Data records:
• • • •

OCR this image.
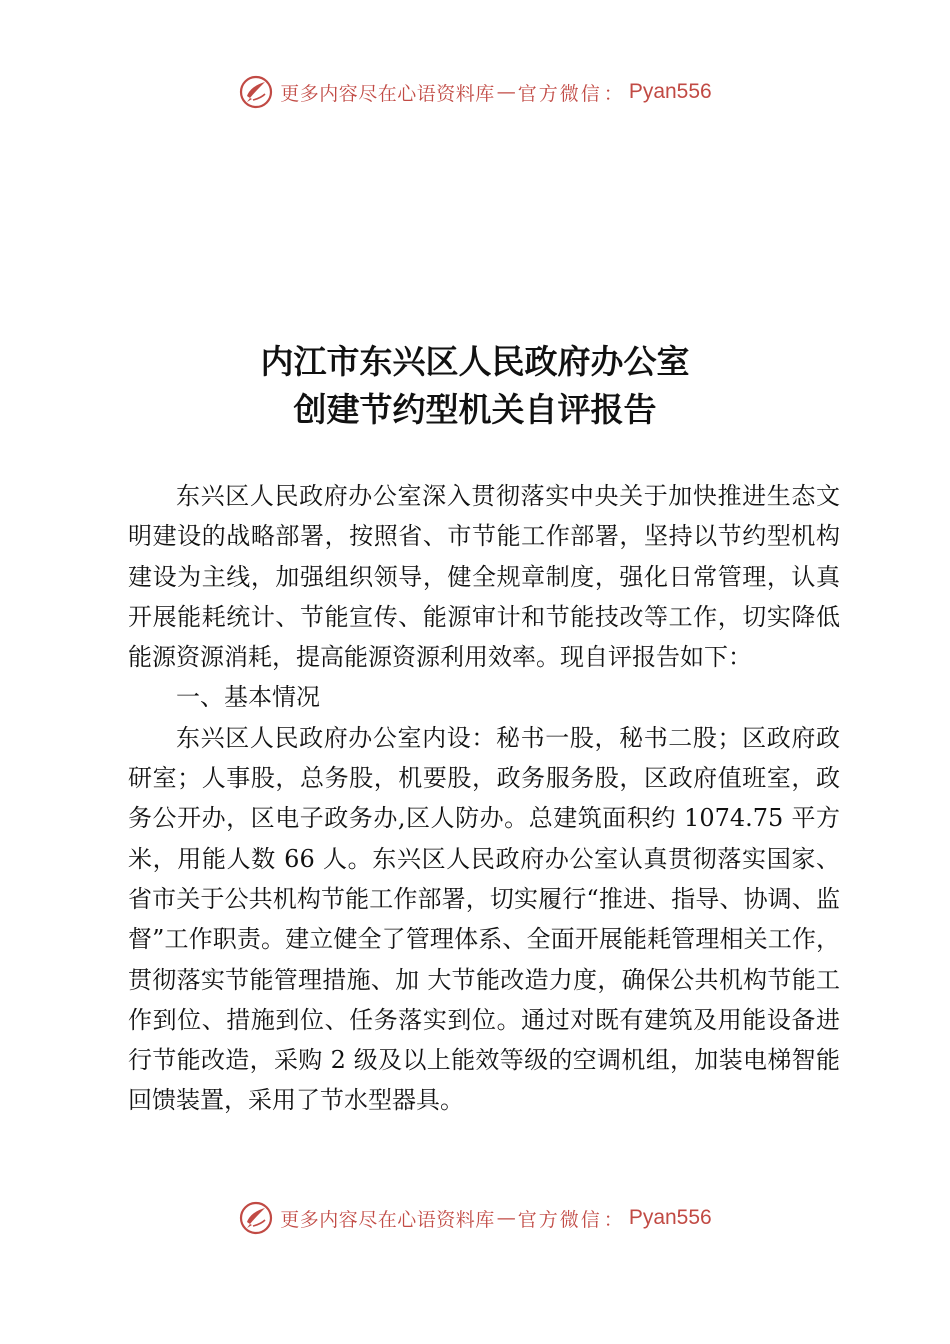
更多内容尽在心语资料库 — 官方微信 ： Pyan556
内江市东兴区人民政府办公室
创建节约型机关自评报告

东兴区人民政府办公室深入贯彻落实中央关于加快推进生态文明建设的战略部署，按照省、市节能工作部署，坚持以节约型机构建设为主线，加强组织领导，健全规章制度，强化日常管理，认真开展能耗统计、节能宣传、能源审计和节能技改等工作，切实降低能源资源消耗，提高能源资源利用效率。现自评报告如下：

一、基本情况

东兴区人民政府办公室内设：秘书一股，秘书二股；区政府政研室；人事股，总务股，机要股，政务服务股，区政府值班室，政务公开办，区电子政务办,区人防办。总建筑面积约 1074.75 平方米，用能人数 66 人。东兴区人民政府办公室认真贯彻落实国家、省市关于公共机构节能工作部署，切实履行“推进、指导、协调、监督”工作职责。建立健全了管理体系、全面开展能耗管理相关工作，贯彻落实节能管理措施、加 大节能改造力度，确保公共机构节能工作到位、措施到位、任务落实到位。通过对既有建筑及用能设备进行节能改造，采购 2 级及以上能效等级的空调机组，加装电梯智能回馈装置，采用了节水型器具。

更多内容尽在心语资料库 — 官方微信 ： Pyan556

• • • •

_What the task requires:_ Transcribe all the records above word for word, without their images.

_Written answer:_
OCR this image.
更多内容尽在心语资料库 — 官方微信 ： Pyan556
内江市东兴区人民政府办公室
创建节约型机关自评报告

东兴区人民政府办公室深入贯彻落实中央关于加快推进生态文明建设的战略部署，按照省、市节能工作部署，坚持以节约型机构建设为主线，加强组织领导，健全规章制度，强化日常管理，认真开展能耗统计、节能宣传、能源审计和节能技改等工作，切实降低能源资源消耗，提高能源资源利用效率。现自评报告如下：

一、基本情况

东兴区人民政府办公室内设：秘书一股，秘书二股；区政府政研室；人事股，总务股，机要股，政务服务股，区政府值班室，政务公开办，区电子政务办,区人防办。总建筑面积约 1074.75 平方米，用能人数 66 人。东兴区人民政府办公室认真贯彻落实国家、省市关于公共机构节能工作部署，切实履行“推进、指导、协调、监督”工作职责。建立健全了管理体系、全面开展能耗管理相关工作，贯彻落实节能管理措施、加 大节能改造力度，确保公共机构节能工作到位、措施到位、任务落实到位。通过对既有建筑及用能设备进行节能改造，采购 2 级及以上能效等级的空调机组，加装电梯智能回馈装置，采用了节水型器具。

更多内容尽在心语资料库 — 官方微信 ： Pyan556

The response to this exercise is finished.